- PROBLEM TO WORK ON
Gather, from the listing beneath this task, every line holding the string "text".

++++ RAW DATA

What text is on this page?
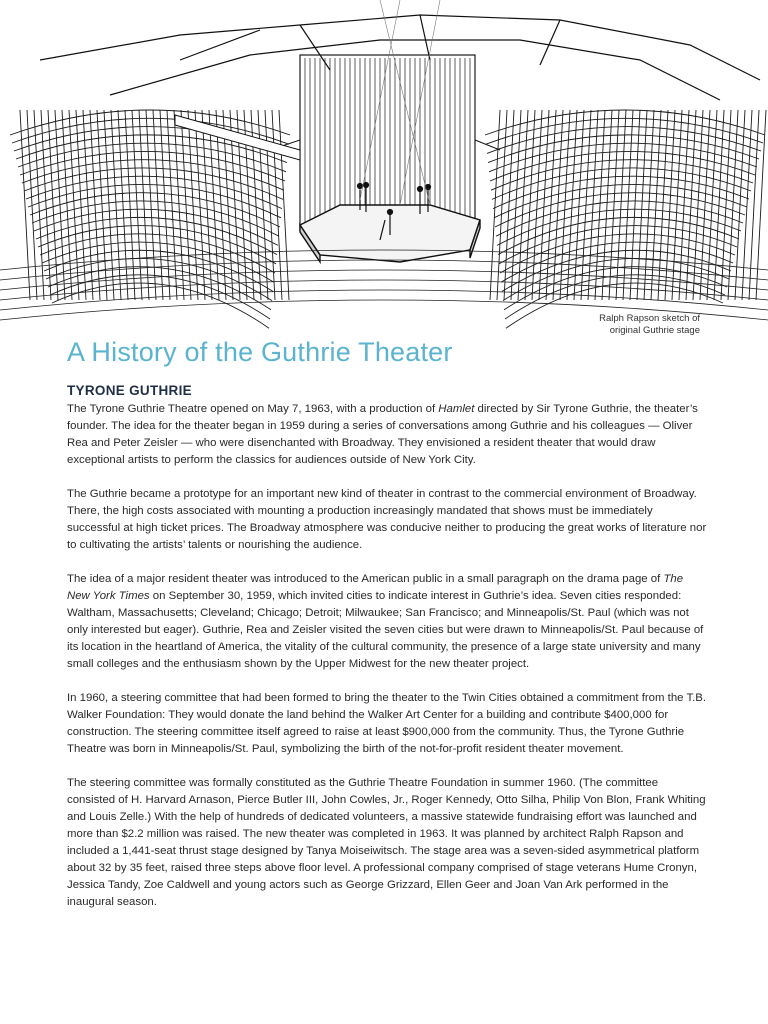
Ralph Rapson sketch of
original Guthrie stage
A History of the Guthrie Theater
TYRONE GUTHRIE

The Tyrone Guthrie Theatre opened on May 7, 1963, with a production of Hamlet directed by Sir Tyrone Guthrie, the theater’s founder. The idea for the theater began in 1959 during a series of conversations among Guthrie and his colleagues — Oliver Rea and Peter Zeisler — who were disenchanted with Broadway. They envisioned a resident theater that would draw exceptional artists to perform the classics for audiences outside of New York City.

The Guthrie became a prototype for an important new kind of theater in contrast to the commercial environment of Broadway. There, the high costs associated with mounting a production increasingly mandated that shows must be immediately successful at high ticket prices. The Broadway atmosphere was conducive neither to producing the great works of literature nor to cultivating the artists’ talents or nourishing the audience.

The idea of a major resident theater was introduced to the American public in a small paragraph on the drama page of The New York Times on September 30, 1959, which invited cities to indicate interest in Guthrie’s idea. Seven cities responded: Waltham, Massachusetts; Cleveland; Chicago; Detroit; Milwaukee; San Francisco; and Minneapolis/St. Paul (which was not only interested but eager). Guthrie, Rea and Zeisler visited the seven cities but were drawn to Minneapolis/St. Paul because of its location in the heartland of America, the vitality of the cultural community, the presence of a large state university and many small colleges and the enthusiasm shown by the Upper Midwest for the new theater project.

In 1960, a steering committee that had been formed to bring the theater to the Twin Cities obtained a commitment from the T.B. Walker Foundation: They would donate the land behind the Walker Art Center for a building and contribute $400,000 for construction. The steering committee itself agreed to raise at least $900,000 from the community. Thus, the Tyrone Guthrie Theatre was born in Minneapolis/St. Paul, symbolizing the birth of the not-for-profit resident theater movement.

The steering committee was formally constituted as the Guthrie Theatre Foundation in summer 1960. (The committee consisted of H. Harvard Arnason, Pierce Butler III, John Cowles, Jr., Roger Kennedy, Otto Silha, Philip Von Blon, Frank Whiting and Louis Zelle.) With the help of hundreds of dedicated volunteers, a massive statewide fundraising effort was launched and more than $2.2 million was raised. The new theater was completed in 1963. It was planned by architect Ralph Rapson and included a 1,441-seat thrust stage designed by Tanya Moiseiwitsch. The stage area was a seven-sided asymmetrical platform about 32 by 35 feet, raised three steps above floor level. A professional company comprised of stage veterans Hume Cronyn, Jessica Tandy, Zoe Caldwell and young actors such as George Grizzard, Ellen Geer and Joan Van Ark performed in the inaugural season.
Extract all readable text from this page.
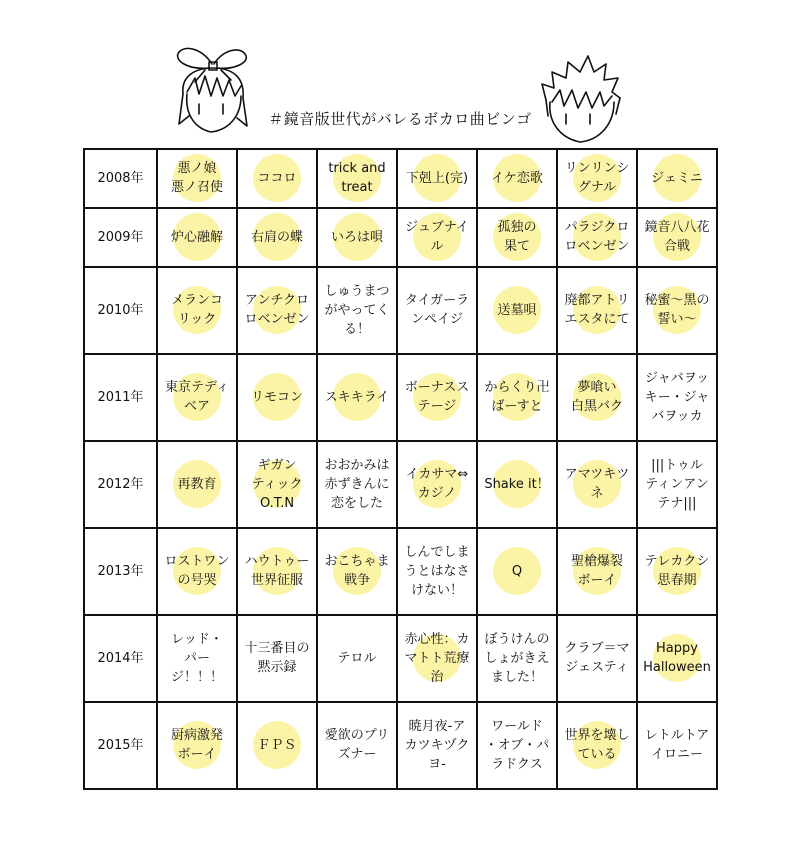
＃鏡音版世代がバレるボカロ曲ビンゴ
2008年	悪ノ娘
悪ノ召使	ココロ	trick and
treat	下剋上(完)	イケ恋歌	リンリンシ
グナル	ジェミニ

2009年	炉心融解	右肩の蝶	いろは唄	ジュブナイ
ル	孤独の
果て	パラジクロ
ロベンゼン	鏡音八八花
合戦

2010年	メランコ
リック	アンチクロ
ロベンゼン	しゅうまつ
がやってく
る！	タイガーラ
ンペイジ	送墓唄	廃都アトリ
エスタにて	秘蜜～黒の
誓い～

2011年	東京テディ
ベア	リモコン	スキキライ	ボーナスス
テージ	からくり卍
ばーすと	夢喰い
白黒バク	ジャバヲッ
キー・ジャ
バヲッカ

2012年	再教育	ギガン
ティック
O.T.N	おおかみは
赤ずきんに
恋をした	イカサマ⇔
カジノ	Shake it！	アマツキツ
ネ	|||トゥル
ティンアン
テナ|||

2013年	ロストワン
の号哭	ハウトゥー
世界征服	おこちゃま
戦争	しんでしま
うとはなさ
けない！	Q	聖槍爆裂
ボーイ	テレカクシ
思春期

2014年	レッド・
パー
ジ！！！	十三番目の
黙示録	テロル	赤心性：カ
マトト荒療
治	ぼうけんの
しょがきえ
ました！	クラブ＝マ
ジェスティ	Happy
Halloween

2015年	厨病激発
ボーイ	ＦＰＳ	愛欲のプリ
ズナー	暁月夜-ア
カツキヅク
ヨ-	ワールド
・オブ・パ
ラドクス	世界を壊し
ている	レトルトア
イロニー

++++++++

- EXPECTED ANSWER
What text is on this page?
Extract all readable text from this page.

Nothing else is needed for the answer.